[Dataset records]

┏━━

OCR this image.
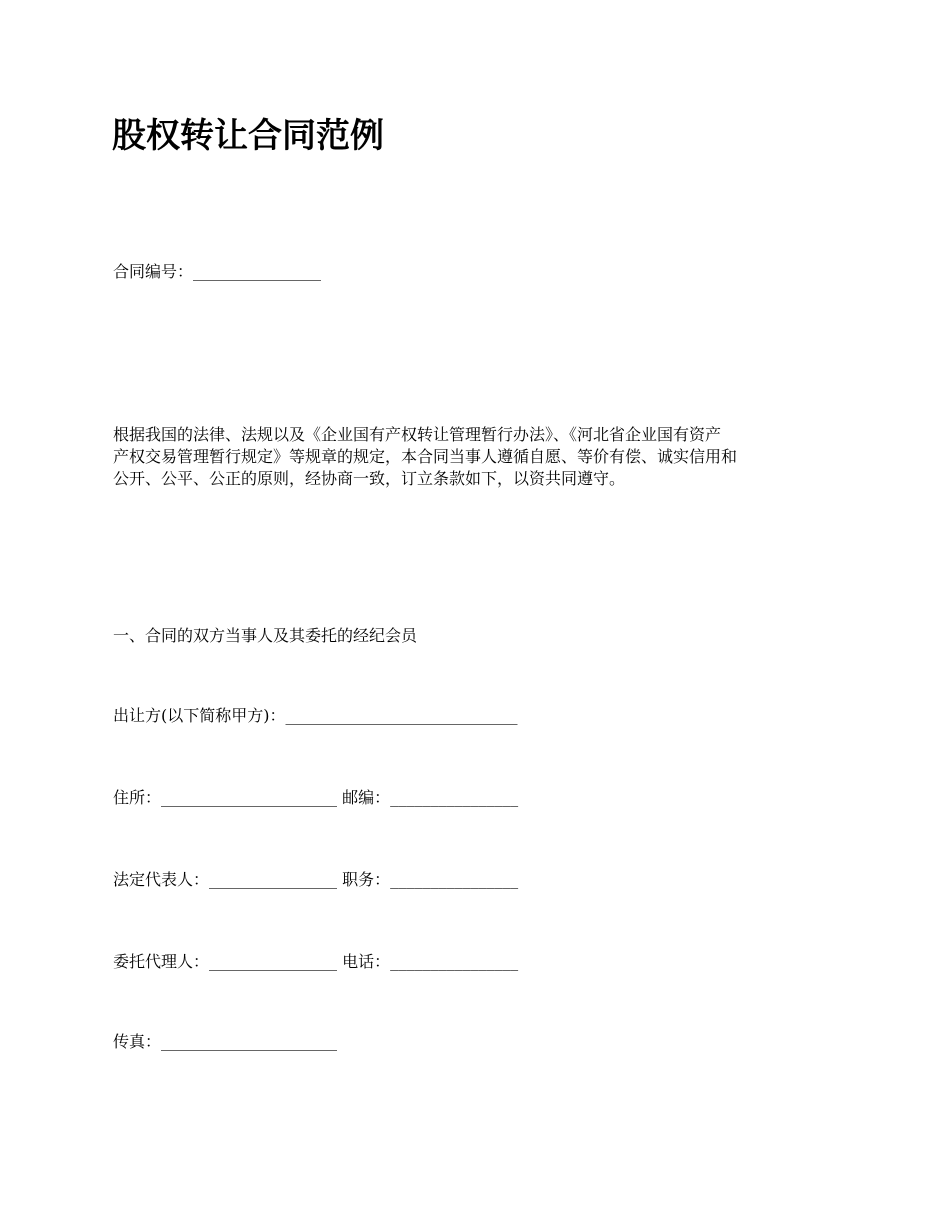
股权转让合同范例
合同编号：________________

根据我国的法律、法规以及《企业国有产权转让管理暂行办法》、《河北省企业国有资产
产权交易管理暂行规定》等规章的规定，本合同当事人遵循自愿、等价有偿、诚实信用和
公开、公平、公正的原则，经协商一致，订立条款如下，以资共同遵守。

一、合同的双方当事人及其委托的经纪会员
出让方(以下简称甲方)：_____________________________
住所：______________________ 邮编：________________
法定代表人：________________ 职务：________________
委托代理人：________________ 电话：________________
传真：______________________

┗━━

Write out the records above once more, word for word, with no pictures.

OCR this image.
股权转让合同范例
合同编号：________________

根据我国的法律、法规以及《企业国有产权转让管理暂行办法》、《河北省企业国有资产
产权交易管理暂行规定》等规章的规定，本合同当事人遵循自愿、等价有偿、诚实信用和
公开、公平、公正的原则，经协商一致，订立条款如下，以资共同遵守。

一、合同的双方当事人及其委托的经纪会员
出让方(以下简称甲方)：_____________________________
住所：______________________ 邮编：________________
法定代表人：________________ 职务：________________
委托代理人：________________ 电话：________________
传真：______________________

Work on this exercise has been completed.